- Data excerpts -
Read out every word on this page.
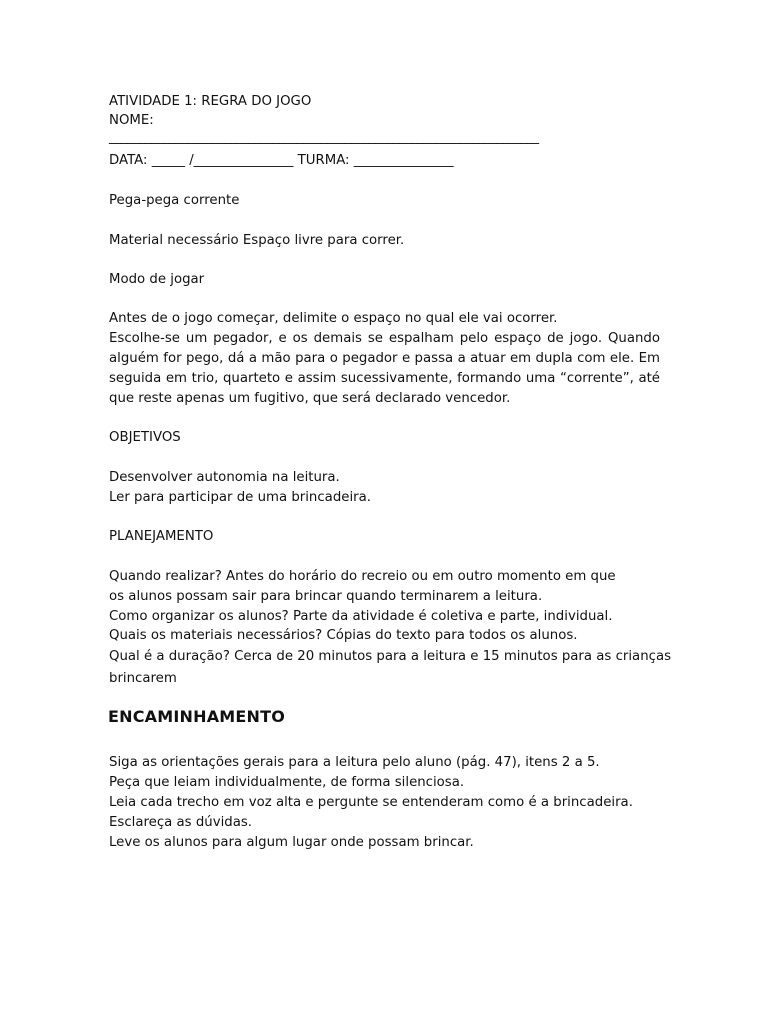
ATIVIDADE 1: REGRA DO JOGO
NOME:
_______________________________________________________________________
DATA: _____ /_______________ TURMA: _______________
Pega-pega corrente
Material necessário Espaço livre para correr.
Modo de jogar
Antes de o jogo começar, delimite o espaço no qual ele vai ocorrer.
Escolhe-se um pegador, e os demais se espalham pelo espaço de jogo. Quando
alguém for pego, dá a mão para o pegador e passa a atuar em dupla com ele. Em
seguida em trio, quarteto e assim sucessivamente, formando uma “corrente”, até
que reste apenas um fugitivo, que será declarado vencedor.
OBJETIVOS
Desenvolver autonomia na leitura.
Ler para participar de uma brincadeira.
PLANEJAMENTO
Quando realizar? Antes do horário do recreio ou em outro momento em que
os alunos possam sair para brincar quando terminarem a leitura.
Como organizar os alunos? Parte da atividade é coletiva e parte, individual.
Quais os materiais necessários? Cópias do texto para todos os alunos.
Qual é a duração? Cerca de 20 minutos para a leitura e 15 minutos para as crianças
brincarem
ENCAMINHAMENTO
Siga as orientações gerais para a leitura pelo aluno (pág. 47), itens 2 a 5.
Peça que leiam individualmente, de forma silenciosa.
Leia cada trecho em voz alta e pergunte se entenderam como é a brincadeira.
Esclareça as dúvidas.
Leve os alunos para algum lugar onde possam brincar.
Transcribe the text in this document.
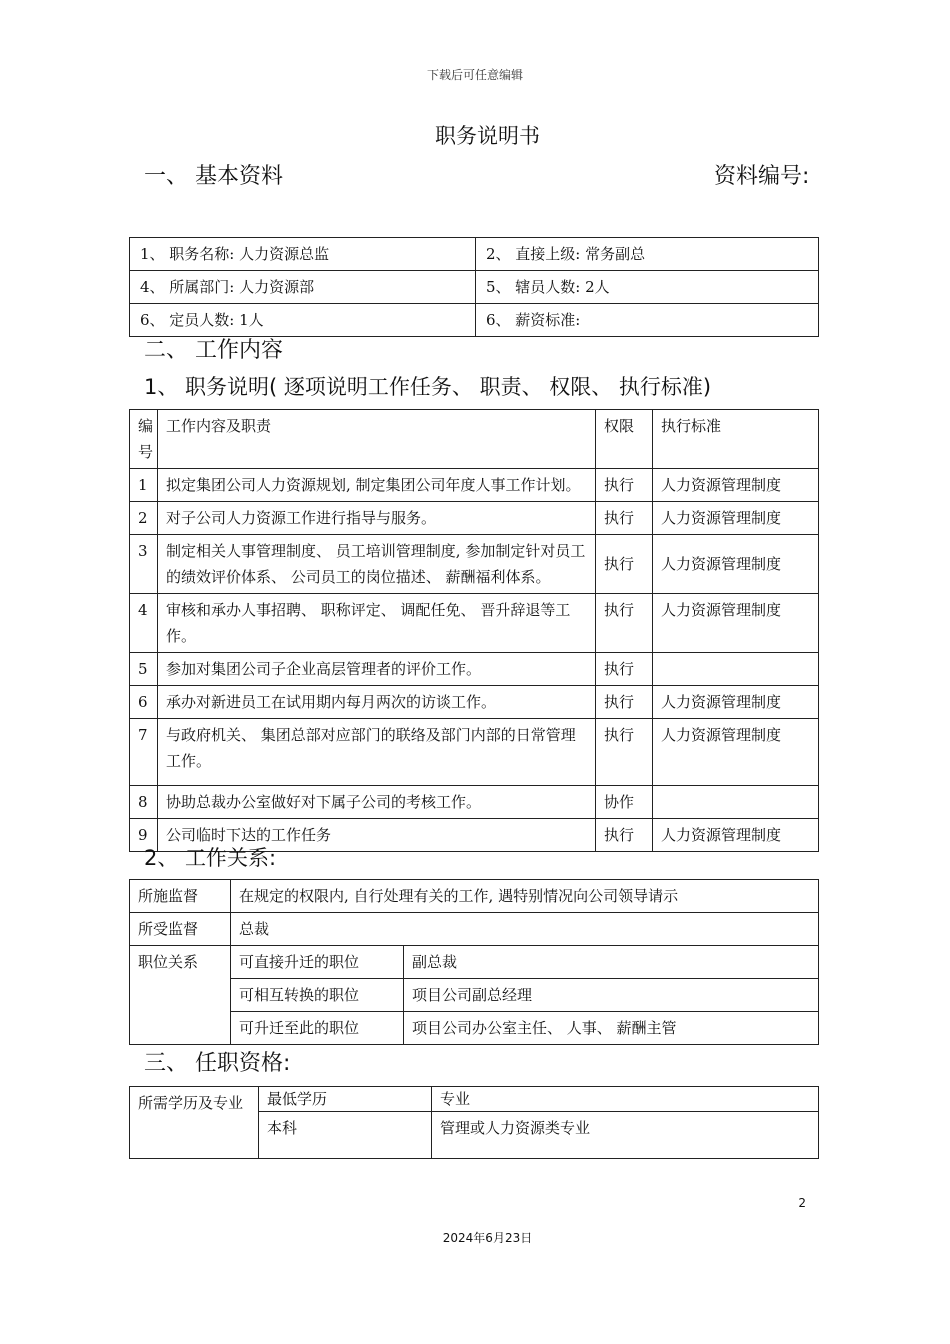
下载后可任意编辑
职务说明书
一、 基本资料	资料编号:
1、 职务名称: 人力资源总监	2、 直接上级: 常务副总
4、 所属部门: 人力资源部	5、 辖员人数: 2人
6、 定员人数: 1人	6、 薪资标准:
二、 工作内容
1、 职务说明( 逐项说明工作任务、 职责、 权限、 执行标准)
编号	工作内容及职责	权限	执行标准
1	拟定集团公司人力资源规划, 制定集团公司年度人事工作计划。	执行	人力资源管理制度
2	对子公司人力资源工作进行指导与服务。	执行	人力资源管理制度
3	制定相关人事管理制度、 员工培训管理制度, 参加制定针对员工的绩效评价体系、 公司员工的岗位描述、 薪酬福利体系。	执行	人力资源管理制度
4	审核和承办人事招聘、 职称评定、 调配任免、 晋升辞退等工作。	执行	人力资源管理制度
5	参加对集团公司子企业高层管理者的评价工作。	执行	
6	承办对新进员工在试用期内每月两次的访谈工作。	执行	人力资源管理制度
7	与政府机关、 集团总部对应部门的联络及部门内部的日常管理工作。	执行	人力资源管理制度
8	协助总裁办公室做好对下属子公司的考核工作。	协作	
9	公司临时下达的工作任务	执行	人力资源管理制度
2、 工作关系:
所施监督	在规定的权限内, 自行处理有关的工作, 遇特别情况向公司领导请示	
所受监督	总裁	
职位关系	可直接升迁的职位	副总裁
	可相互转换的职位	项目公司副总经理
	可升迁至此的职位	项目公司办公室主任、 人事、 薪酬主管
三、 任职资格:
所需学历及专业	最低学历	专业
	本科	管理或人力资源类专业
2
2024年6月23日
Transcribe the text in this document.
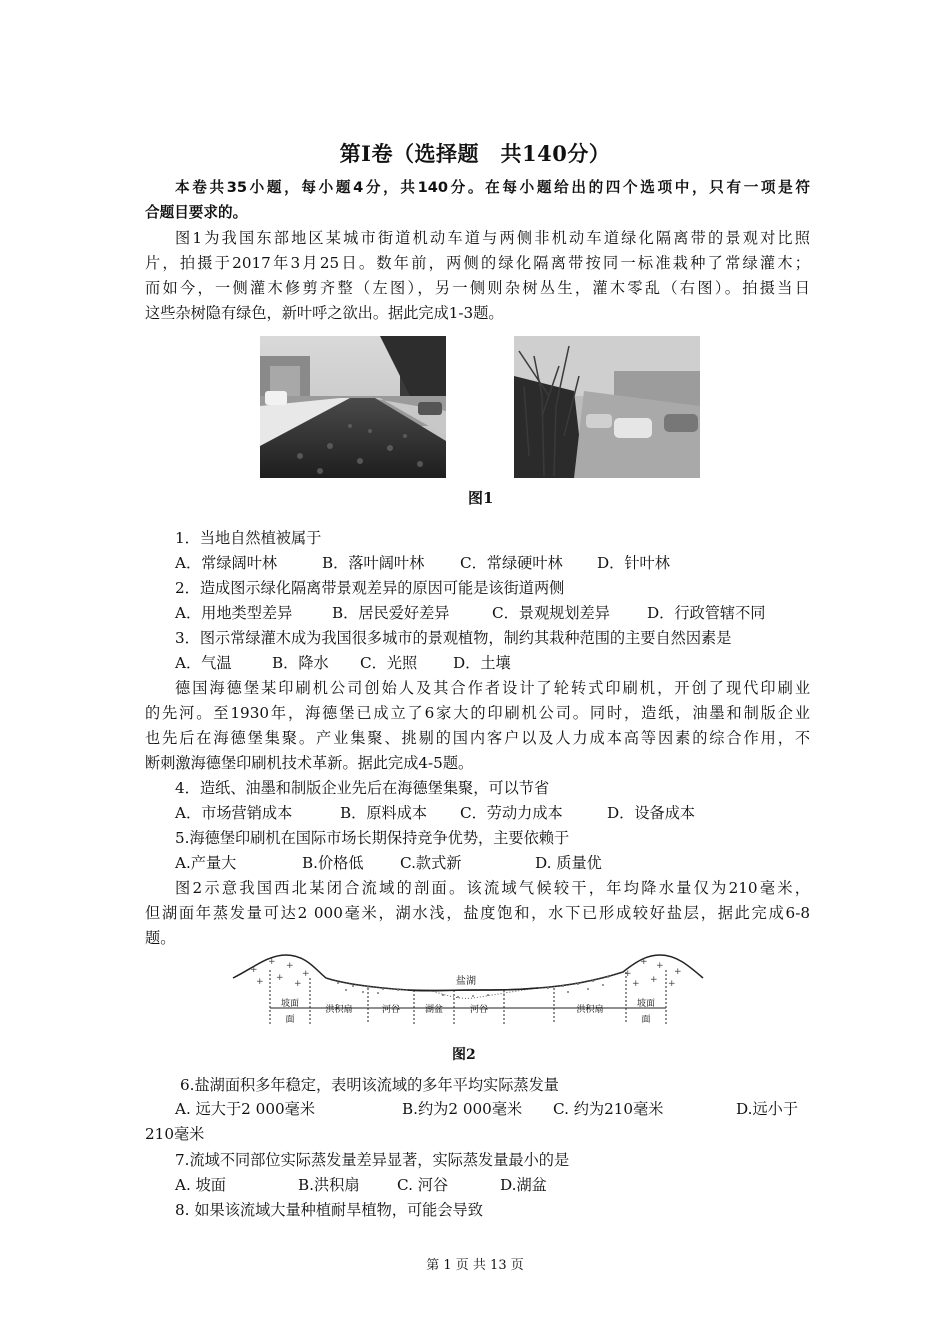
第Ⅰ卷（选择题　共140分）
本卷共35小题，每小题4分，共140分。在每小题给出的四个选项中，只有一项是符
合题目要求的。
图1为我国东部地区某城市街道机动车道与两侧非机动车道绿化隔离带的景观对比照
片，拍摄于2017年3月25日。数年前，两侧的绿化隔离带按同一标准栽种了常绿灌木；
而如今，一侧灌木修剪齐整（左图），另一侧则杂树丛生，灌木零乱（右图）。拍摄当日
这些杂树隐有绿色，新叶呼之欲出。据此完成1-3题。
图1
1．当地自然植被属于
A．常绿阔叶林	B．落叶阔叶林 C．常绿硬叶林 D．针叶林
2．造成图示绿化隔离带景观差异的原因可能是该街道两侧
A．用地类型差异	B．居民爱好差异	C．景观规划差异 D．行政管辖不同
3．图示常绿灌木成为我国很多城市的景观植物，制约其栽种范围的主要自然因素是
A．气温	B．降水 C．光照 D．土壤
德国海德堡某印刷机公司创始人及其合作者设计了轮转式印刷机，开创了现代印刷业
的先河。至1930年，海德堡已成立了6家大的印刷机公司。同时，造纸，油墨和制版企业
也先后在海德堡集聚。产业集聚、挑剔的国内客户以及人力成本高等因素的综合作用，不
断刺激海德堡印刷机技术革新。据此完成4-5题。
4．造纸、油墨和制版企业先后在海德堡集聚，可以节省
A．市场营销成本	B．原料成本 C．劳动力成本	D．设备成本
5.海德堡印刷机在国际市场长期保持竞争优势，主要依赖于
A.产量大	B.价格低 C.款式新	D. 质量优
图2示意我国西北某闭合流域的剖面。该流域气候较干，年均降水量仅为210毫米，
但湖面年蒸发量可达2 000毫米，湖水浅，盐度饱和，水下已形成较好盐层，据此完成6-8
题。
+
+ +
+
+ +
+
+
+ +
+
+ + +
盐湖
坡面
洪积扇	河谷	湖盆	河谷	洪积扇
坡面
面	面
图2
6.盐湖面积多年稳定，表明该流域的多年平均实际蒸发量
A. 远大于2 000毫米	B.约为2 000毫米 C. 约为210毫米	D.远小于
210毫米
7.流域不同部位实际蒸发量差异显著，实际蒸发量最小的是
A. 坡面	B.洪积扇 C. 河谷	D.湖盆
8. 如果该流域大量种植耐旱植物，可能会导致
第 1 页 共 13 页
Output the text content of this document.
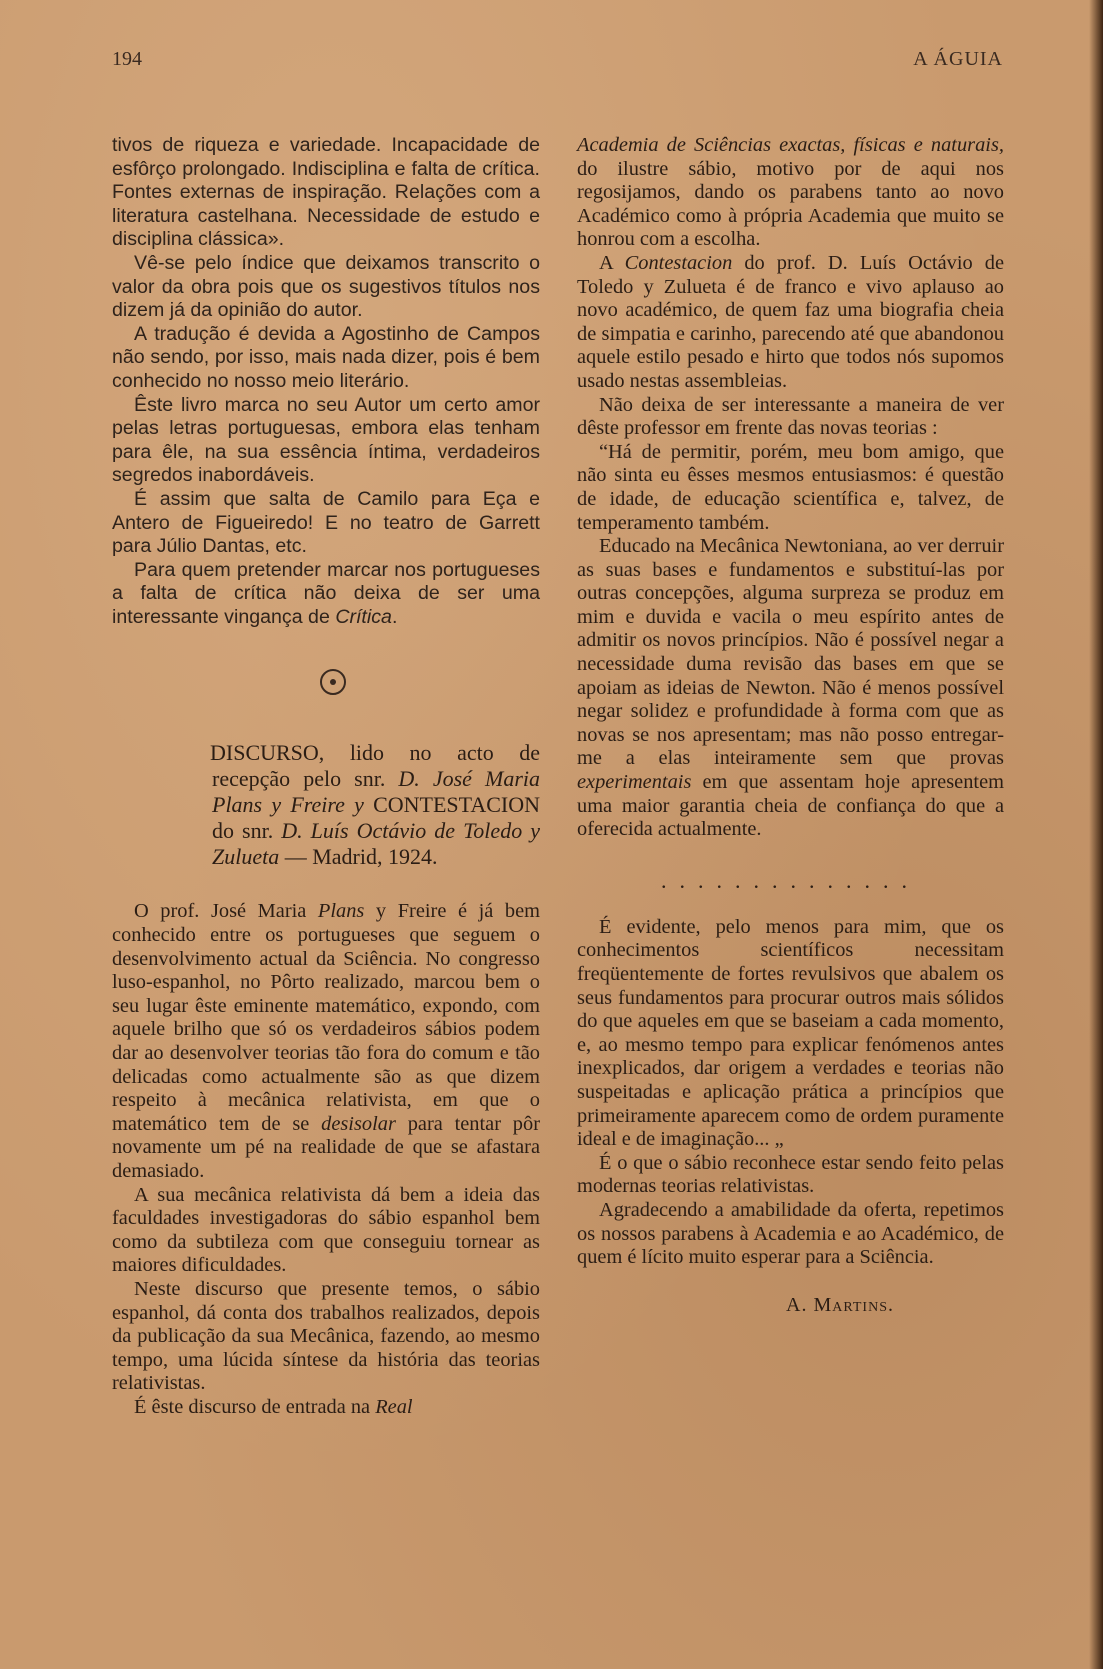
194	A ÁGUIA

tivos de riqueza e variedade. Incapacidade de esfôrço prolongado. Indisciplina e falta de crítica. Fontes externas de inspiração. Relações com a literatura castelhana. Necessidade de estudo e disciplina clássica».

Vê-se pelo índice que deixamos transcrito o valor da obra pois que os sugestivos títulos nos dizem já da opinião do autor.

A tradução é devida a Agostinho de Campos não sendo, por isso, mais nada dizer, pois é bem conhecido no nosso meio literário.

Êste livro marca no seu Autor um certo amor pelas letras portuguesas, embora elas tenham para êle, na sua essência íntima, verdadeiros segredos inabordáveis.

É assim que salta de Camilo para Eça e Antero de Figueiredo! E no teatro de Garrett para Júlio Dantas, etc.

Para quem pretender marcar nos portugueses a falta de crítica não deixa de ser uma interessante vingança de Crítica.

DISCURSO, lido no acto de recepção pelo snr. D. José Maria Plans y Freire y CONTESTACION do snr. D. Luís Octávio de Toledo y Zulueta — Madrid, 1924.

O prof. José Maria Plans y Freire é já bem conhecido entre os portugueses que seguem o desenvolvimento actual da Sciência. No congresso luso-espanhol, no Pôrto realizado, marcou bem o seu lugar êste eminente matemático, expondo, com aquele brilho que só os verdadeiros sábios podem dar ao desenvolver teorias tão fora do comum e tão delicadas como actualmente são as que dizem respeito à mecânica relativista, em que o matemático tem de se desisolar para tentar pôr novamente um pé na realidade de que se afastara demasiado.

A sua mecânica relativista dá bem a ideia das faculdades investigadoras do sábio espanhol bem como da subtileza com que conseguiu tornear as maiores dificuldades.

Neste discurso que presente temos, o sábio espanhol, dá conta dos trabalhos realizados, depois da publicação da sua Mecânica, fazendo, ao mesmo tempo, uma lúcida síntese da história das teorias relativistas.

É êste discurso de entrada na Real

Academia de Sciências exactas, físicas e naturais, do ilustre sábio, motivo por de aqui nos regosijamos, dando os parabens tanto ao novo Académico como à própria Academia que muito se honrou com a escolha.

A Contestacion do prof. D. Luís Octávio de Toledo y Zulueta é de franco e vivo aplauso ao novo académico, de quem faz uma biografia cheia de simpatia e carinho, parecendo até que abandonou aquele estilo pesado e hirto que todos nós supomos usado nestas assembleias.

Não deixa de ser interessante a maneira de ver dêste professor em frente das novas teorias :

“Há de permitir, porém, meu bom amigo, que não sinta eu êsses mesmos entusiasmos: é questão de idade, de educação scientífica e, talvez, de temperamento também.

Educado na Mecânica Newtoniana, ao ver derruir as suas bases e fundamentos e substituí-las por outras concepções, alguma surpreza se produz em mim e duvida e vacila o meu espírito antes de admitir os novos princípios. Não é possível negar a necessidade duma revisão das bases em que se apoiam as ideias de Newton. Não é menos possível negar solidez e profundidade à forma com que as novas se nos apresentam; mas não posso entregar-me a elas inteiramente sem que provas experimentais em que assentam hoje apresentem uma maior garantia cheia de confiança do que a oferecida actualmente.

..............

É evidente, pelo menos para mim, que os conhecimentos scientíficos necessitam freqüentemente de fortes revulsivos que abalem os seus fundamentos para procurar outros mais sólidos do que aqueles em que se baseiam a cada momento, e, ao mesmo tempo para explicar fenómenos antes inexplicados, dar origem a verdades e teorias não suspeitadas e aplicação prática a princípios que primeiramente aparecem como de ordem puramente ideal e de imaginação... „

É o que o sábio reconhece estar sendo feito pelas modernas teorias relativistas.

Agradecendo a amabilidade da oferta, repetimos os nossos parabens à Academia e ao Académico, de quem é lícito muito esperar para a Sciência.

A. Martins.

- Task brief -
Your task is to pick out every line with the string "relativistas" and copy it.

- Answer to this task -
Neste discurso que presente temos, o sábio espanhol, dá conta dos trabalhos realizados, depois da publicação da sua Mecânica, fazendo, ao mesmo tempo, uma lúcida síntese da história das teorias relativistas.
É o que o sábio reconhece estar sendo feito pelas modernas teorias relativistas.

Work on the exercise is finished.